## Instructions to follow
Gather every line from the entries below that includes "text".

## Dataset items

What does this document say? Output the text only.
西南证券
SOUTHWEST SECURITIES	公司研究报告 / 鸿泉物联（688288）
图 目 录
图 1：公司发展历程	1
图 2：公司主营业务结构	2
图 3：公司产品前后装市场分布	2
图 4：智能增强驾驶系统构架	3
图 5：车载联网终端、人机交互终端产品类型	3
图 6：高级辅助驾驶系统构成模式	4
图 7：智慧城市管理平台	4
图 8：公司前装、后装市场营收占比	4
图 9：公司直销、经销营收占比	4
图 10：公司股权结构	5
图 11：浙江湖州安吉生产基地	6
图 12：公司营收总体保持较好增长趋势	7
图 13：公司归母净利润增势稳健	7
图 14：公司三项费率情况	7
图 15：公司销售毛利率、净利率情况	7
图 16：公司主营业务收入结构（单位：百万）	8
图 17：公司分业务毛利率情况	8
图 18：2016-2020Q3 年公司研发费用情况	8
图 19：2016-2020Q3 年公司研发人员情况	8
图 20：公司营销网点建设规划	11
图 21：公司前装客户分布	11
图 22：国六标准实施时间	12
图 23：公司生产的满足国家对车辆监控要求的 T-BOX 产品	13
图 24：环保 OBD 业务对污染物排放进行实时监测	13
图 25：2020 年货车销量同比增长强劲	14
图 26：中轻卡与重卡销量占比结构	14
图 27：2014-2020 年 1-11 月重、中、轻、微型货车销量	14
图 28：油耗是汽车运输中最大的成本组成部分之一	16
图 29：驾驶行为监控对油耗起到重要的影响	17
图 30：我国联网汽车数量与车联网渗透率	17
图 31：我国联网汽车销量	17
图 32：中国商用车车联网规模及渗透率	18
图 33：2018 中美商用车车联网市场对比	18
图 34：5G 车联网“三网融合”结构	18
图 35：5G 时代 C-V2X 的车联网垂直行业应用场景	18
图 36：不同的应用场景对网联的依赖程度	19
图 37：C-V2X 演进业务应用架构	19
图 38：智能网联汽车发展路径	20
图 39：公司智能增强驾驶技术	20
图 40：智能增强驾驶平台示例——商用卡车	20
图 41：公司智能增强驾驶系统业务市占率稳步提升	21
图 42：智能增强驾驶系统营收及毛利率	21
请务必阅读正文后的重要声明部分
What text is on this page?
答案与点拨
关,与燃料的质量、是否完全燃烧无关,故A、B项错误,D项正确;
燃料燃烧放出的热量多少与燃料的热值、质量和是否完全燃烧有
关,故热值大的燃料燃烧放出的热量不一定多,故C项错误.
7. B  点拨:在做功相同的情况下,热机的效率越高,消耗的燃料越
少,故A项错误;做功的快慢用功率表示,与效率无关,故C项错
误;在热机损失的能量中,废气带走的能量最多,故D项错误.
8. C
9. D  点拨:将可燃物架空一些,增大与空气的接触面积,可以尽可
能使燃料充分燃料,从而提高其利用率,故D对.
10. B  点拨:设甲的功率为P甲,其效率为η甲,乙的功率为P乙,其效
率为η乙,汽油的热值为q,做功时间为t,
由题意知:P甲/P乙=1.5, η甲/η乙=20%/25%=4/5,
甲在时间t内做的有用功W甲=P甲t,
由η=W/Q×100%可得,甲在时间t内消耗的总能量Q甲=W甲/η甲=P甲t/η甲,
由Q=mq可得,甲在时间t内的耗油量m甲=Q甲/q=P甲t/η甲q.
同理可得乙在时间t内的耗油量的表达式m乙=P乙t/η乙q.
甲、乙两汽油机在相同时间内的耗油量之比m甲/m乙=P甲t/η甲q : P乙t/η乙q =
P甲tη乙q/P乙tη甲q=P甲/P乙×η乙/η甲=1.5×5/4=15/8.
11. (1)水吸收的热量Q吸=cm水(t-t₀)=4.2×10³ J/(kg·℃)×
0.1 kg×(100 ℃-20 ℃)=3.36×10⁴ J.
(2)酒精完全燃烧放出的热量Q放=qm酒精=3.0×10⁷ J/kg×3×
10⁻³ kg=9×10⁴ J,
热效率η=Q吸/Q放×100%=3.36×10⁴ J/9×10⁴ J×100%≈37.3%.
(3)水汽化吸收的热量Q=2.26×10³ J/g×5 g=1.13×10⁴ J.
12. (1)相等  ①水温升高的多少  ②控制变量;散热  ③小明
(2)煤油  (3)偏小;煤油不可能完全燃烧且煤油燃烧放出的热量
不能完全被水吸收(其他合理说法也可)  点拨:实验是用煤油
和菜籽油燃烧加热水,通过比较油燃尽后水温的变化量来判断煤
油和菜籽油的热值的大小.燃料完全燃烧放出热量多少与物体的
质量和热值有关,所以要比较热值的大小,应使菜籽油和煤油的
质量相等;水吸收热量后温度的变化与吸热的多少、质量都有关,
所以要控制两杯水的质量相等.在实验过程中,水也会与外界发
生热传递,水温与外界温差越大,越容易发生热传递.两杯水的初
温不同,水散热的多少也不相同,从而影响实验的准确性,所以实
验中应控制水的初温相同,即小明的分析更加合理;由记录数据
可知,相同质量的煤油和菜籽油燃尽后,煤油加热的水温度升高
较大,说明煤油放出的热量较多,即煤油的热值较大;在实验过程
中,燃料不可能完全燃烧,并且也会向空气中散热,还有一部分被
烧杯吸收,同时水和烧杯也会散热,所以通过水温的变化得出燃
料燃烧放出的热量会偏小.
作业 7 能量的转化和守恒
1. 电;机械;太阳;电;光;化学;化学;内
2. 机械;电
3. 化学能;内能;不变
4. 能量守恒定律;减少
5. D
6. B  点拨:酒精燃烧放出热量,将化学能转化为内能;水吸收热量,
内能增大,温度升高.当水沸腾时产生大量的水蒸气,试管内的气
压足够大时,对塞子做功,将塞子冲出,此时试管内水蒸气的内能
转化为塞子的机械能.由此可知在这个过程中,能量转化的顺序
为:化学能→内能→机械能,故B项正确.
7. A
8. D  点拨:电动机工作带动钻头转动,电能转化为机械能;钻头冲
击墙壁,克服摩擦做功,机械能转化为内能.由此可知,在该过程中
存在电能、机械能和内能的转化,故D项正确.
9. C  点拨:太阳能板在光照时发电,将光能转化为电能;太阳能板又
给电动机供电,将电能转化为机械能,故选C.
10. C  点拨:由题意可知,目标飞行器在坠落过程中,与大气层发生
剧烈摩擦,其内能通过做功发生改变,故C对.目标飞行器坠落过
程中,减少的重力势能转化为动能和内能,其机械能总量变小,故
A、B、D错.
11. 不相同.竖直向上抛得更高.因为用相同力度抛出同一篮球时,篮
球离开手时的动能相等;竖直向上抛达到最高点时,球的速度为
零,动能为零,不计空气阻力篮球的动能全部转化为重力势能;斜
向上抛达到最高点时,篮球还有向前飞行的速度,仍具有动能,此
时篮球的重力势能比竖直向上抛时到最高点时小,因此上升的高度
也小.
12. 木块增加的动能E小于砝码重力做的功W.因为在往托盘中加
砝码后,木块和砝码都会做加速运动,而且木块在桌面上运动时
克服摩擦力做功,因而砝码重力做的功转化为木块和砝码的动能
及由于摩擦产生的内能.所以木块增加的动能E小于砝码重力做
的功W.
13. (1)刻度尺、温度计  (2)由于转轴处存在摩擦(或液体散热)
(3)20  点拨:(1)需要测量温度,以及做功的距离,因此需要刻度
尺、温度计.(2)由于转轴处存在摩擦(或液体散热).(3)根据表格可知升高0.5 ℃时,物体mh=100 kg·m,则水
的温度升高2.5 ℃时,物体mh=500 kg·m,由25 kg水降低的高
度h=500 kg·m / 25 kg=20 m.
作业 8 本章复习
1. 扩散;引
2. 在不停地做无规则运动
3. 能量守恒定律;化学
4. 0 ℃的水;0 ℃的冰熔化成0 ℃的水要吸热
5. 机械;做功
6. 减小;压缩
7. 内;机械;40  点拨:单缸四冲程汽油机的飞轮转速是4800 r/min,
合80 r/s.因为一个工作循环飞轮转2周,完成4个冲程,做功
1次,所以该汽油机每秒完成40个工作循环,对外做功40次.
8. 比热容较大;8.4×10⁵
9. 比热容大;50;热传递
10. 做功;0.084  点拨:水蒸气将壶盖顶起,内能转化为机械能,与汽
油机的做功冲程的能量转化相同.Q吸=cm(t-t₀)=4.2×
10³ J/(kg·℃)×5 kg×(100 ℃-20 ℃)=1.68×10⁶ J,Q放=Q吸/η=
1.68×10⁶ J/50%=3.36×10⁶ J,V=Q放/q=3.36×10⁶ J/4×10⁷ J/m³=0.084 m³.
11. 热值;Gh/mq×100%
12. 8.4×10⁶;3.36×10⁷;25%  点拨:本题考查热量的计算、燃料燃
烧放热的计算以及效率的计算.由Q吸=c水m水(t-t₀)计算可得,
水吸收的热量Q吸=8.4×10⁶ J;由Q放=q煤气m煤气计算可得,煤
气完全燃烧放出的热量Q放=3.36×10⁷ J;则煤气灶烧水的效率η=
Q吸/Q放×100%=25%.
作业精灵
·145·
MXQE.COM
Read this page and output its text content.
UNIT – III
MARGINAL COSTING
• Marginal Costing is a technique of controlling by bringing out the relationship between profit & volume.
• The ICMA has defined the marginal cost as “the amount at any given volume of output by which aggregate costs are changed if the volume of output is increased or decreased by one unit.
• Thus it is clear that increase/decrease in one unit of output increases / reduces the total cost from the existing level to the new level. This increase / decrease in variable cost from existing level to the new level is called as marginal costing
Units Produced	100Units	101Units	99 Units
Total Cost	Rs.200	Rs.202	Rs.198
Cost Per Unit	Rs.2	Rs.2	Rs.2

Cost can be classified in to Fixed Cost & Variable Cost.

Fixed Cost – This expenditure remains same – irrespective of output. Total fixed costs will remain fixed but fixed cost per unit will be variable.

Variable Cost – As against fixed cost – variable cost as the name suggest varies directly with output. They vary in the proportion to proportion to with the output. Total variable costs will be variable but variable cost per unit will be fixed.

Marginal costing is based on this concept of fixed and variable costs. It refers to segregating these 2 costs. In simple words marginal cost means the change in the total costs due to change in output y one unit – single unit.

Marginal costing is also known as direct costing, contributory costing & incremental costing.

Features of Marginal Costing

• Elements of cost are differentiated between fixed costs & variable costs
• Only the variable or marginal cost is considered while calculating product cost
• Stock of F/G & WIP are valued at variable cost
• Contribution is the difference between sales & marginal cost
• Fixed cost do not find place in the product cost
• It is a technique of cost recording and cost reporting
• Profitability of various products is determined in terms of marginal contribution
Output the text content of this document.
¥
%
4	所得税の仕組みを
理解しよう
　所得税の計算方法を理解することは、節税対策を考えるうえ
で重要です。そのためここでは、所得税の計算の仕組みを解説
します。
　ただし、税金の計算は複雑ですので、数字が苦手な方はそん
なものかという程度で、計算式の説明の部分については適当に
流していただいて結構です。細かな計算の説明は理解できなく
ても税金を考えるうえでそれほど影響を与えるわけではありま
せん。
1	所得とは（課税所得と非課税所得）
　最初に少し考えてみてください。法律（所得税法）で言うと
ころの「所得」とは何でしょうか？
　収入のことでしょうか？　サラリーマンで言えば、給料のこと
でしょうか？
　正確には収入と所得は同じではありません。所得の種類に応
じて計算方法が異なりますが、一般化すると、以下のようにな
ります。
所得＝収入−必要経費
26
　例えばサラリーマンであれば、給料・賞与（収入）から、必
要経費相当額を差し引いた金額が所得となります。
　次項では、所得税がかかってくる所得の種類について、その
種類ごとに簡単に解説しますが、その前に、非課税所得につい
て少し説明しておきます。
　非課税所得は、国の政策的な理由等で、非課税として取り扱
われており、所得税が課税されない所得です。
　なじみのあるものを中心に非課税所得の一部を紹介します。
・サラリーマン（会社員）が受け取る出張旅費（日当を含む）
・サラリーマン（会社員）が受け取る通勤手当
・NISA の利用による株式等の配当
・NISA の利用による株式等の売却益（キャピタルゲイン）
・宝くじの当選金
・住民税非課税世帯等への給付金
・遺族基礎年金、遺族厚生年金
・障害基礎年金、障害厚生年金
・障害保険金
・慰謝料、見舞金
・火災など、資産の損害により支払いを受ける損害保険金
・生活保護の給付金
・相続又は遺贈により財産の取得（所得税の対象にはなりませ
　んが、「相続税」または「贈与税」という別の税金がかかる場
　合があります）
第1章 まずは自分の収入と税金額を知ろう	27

## Solution
What does this document say? Output the text only.
What text is on this page?
Read this page and output its text content.
Output the text content of this document.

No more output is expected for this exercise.